**Task statement**
Copy out each line of the data that holds the word "Mock".

(Collection entries)
********************
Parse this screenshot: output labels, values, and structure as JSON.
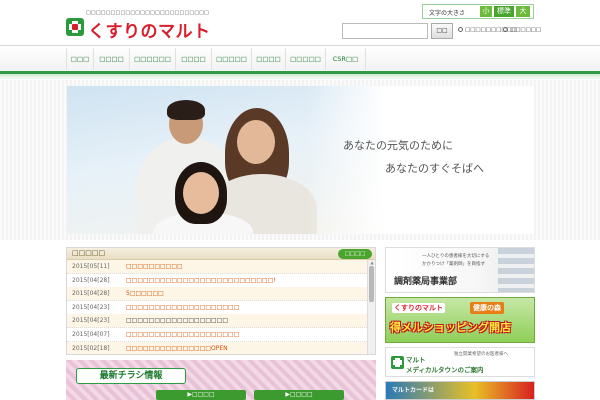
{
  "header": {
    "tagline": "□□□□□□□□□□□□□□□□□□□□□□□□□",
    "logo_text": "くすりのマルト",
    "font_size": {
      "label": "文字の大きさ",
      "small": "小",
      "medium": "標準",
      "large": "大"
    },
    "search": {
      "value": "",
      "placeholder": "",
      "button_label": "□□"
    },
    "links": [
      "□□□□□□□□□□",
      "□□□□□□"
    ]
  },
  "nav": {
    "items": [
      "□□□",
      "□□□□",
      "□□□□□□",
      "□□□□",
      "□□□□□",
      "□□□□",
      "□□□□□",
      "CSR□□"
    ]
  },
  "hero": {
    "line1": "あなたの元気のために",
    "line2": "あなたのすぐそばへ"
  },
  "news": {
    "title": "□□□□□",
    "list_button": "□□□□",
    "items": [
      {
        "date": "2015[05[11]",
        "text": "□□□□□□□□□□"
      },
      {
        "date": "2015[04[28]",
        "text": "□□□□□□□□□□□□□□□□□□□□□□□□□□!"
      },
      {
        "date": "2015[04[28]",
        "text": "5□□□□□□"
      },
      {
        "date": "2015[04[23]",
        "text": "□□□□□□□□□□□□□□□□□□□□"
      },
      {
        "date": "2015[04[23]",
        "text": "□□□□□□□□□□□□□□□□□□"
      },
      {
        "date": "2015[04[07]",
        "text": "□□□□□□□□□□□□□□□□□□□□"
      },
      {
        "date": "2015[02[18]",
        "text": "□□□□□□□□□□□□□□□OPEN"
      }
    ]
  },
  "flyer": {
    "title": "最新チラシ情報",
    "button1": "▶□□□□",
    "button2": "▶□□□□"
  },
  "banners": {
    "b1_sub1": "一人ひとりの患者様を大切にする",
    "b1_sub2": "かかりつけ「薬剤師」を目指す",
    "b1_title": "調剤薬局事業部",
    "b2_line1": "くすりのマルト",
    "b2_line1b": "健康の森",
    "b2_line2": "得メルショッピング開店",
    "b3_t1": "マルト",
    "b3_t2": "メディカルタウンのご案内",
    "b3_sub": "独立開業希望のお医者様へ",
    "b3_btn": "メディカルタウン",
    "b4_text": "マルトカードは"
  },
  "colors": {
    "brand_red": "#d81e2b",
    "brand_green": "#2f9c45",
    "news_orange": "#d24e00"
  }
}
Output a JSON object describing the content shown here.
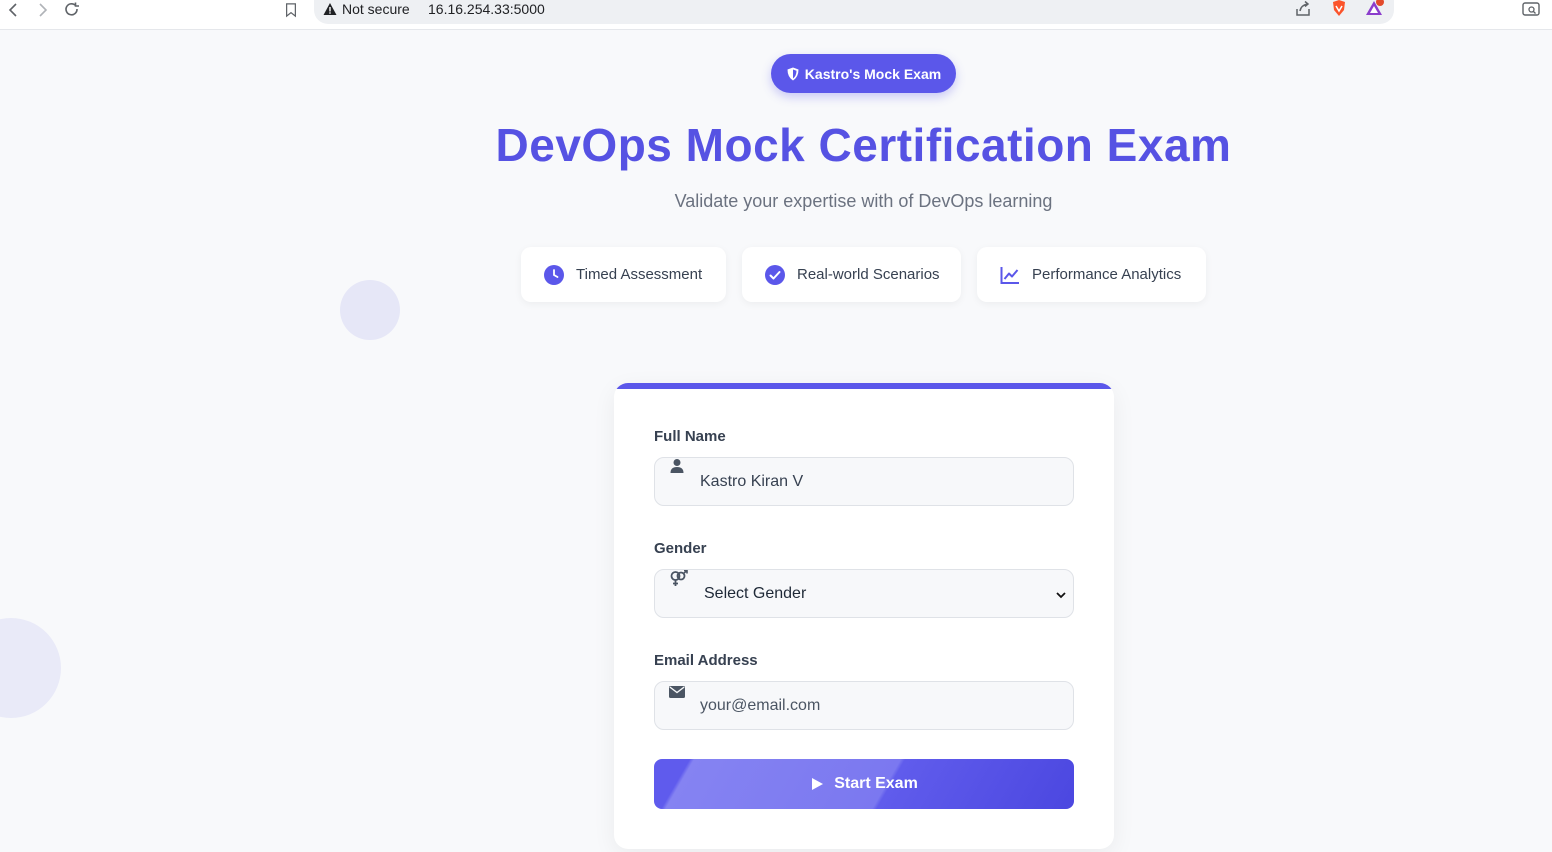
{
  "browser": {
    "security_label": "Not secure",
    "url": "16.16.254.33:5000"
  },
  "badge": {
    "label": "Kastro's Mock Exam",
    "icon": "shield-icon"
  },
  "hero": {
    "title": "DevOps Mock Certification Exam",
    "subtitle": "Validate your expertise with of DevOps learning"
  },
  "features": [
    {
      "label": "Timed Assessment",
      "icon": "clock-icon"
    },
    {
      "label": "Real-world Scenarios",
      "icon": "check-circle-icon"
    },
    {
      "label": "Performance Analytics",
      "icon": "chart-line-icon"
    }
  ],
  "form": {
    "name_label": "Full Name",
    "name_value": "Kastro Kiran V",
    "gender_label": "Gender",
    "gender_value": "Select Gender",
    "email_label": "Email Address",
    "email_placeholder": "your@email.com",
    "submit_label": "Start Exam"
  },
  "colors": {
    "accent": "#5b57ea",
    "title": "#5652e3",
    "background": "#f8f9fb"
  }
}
********************
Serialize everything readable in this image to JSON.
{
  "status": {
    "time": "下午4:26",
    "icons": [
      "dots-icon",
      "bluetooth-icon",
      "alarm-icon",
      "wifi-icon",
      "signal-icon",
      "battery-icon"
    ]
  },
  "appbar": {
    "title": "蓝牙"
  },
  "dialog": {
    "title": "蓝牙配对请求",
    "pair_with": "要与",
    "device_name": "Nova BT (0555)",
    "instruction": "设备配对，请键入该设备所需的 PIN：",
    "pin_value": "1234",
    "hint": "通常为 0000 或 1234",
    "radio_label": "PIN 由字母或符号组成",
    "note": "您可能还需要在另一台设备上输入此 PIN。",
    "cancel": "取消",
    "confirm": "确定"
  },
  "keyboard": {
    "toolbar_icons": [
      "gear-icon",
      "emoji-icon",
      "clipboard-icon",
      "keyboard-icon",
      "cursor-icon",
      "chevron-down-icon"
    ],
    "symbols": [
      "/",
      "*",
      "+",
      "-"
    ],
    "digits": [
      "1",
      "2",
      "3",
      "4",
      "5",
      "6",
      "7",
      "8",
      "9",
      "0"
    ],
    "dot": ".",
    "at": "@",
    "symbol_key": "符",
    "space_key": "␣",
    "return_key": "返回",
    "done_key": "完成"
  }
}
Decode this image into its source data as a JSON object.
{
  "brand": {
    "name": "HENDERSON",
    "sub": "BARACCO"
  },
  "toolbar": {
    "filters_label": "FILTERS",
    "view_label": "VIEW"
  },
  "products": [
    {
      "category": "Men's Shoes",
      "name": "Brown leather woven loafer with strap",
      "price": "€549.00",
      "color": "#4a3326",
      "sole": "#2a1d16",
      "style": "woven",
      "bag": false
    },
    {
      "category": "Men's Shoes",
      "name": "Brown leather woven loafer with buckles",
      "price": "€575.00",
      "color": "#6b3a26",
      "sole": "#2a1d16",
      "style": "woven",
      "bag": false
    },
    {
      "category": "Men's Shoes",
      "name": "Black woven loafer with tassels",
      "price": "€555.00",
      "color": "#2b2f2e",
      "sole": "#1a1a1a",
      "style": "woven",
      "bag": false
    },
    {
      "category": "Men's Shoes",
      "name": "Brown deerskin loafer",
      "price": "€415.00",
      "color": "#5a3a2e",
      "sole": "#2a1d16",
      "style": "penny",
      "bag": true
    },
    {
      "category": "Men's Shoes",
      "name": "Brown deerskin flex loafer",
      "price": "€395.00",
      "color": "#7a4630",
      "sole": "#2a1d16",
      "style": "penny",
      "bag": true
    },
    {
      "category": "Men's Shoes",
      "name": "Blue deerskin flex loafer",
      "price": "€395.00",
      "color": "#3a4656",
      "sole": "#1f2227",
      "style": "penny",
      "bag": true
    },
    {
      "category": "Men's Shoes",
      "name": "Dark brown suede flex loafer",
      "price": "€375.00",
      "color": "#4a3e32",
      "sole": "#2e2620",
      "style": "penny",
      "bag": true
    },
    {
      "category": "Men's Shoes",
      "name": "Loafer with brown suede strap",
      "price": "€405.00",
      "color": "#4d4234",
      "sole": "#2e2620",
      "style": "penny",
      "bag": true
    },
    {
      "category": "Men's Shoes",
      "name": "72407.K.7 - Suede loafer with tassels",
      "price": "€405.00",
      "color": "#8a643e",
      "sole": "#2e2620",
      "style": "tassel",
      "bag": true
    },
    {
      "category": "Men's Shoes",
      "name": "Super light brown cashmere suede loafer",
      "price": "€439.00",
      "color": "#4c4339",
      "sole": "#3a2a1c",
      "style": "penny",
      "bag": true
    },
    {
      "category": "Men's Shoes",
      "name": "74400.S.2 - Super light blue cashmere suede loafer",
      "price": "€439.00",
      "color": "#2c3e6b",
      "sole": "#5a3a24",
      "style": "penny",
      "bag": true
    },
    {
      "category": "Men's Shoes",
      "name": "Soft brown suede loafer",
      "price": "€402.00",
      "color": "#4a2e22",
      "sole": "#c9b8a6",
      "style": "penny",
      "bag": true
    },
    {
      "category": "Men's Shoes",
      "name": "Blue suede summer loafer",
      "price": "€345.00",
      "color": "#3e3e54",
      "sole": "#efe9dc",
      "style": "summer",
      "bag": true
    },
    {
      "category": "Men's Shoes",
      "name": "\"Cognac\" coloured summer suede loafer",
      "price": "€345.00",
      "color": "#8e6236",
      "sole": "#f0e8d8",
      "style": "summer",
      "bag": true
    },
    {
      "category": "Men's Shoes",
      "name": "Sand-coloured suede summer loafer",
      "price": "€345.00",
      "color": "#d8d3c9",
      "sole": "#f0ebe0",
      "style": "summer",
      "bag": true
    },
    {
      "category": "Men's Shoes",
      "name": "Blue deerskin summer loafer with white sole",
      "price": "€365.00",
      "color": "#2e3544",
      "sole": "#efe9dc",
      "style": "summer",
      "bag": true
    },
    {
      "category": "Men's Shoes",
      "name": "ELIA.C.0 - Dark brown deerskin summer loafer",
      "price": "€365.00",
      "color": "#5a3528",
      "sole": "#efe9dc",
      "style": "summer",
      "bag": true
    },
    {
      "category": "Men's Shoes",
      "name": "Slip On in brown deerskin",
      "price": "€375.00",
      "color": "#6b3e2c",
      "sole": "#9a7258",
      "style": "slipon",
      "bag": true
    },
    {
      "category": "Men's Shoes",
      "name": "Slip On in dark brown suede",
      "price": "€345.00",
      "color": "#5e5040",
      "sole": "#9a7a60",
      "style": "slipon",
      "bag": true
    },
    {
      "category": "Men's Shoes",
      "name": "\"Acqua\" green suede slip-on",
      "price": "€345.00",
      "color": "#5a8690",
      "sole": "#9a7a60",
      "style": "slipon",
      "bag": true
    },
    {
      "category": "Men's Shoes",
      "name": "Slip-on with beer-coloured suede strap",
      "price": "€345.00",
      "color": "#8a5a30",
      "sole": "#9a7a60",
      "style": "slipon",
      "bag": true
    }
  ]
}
********************
**Final answer**
    "label": "Kastro's Mock Exam",
    "title": "DevOps Mock Certification Exam",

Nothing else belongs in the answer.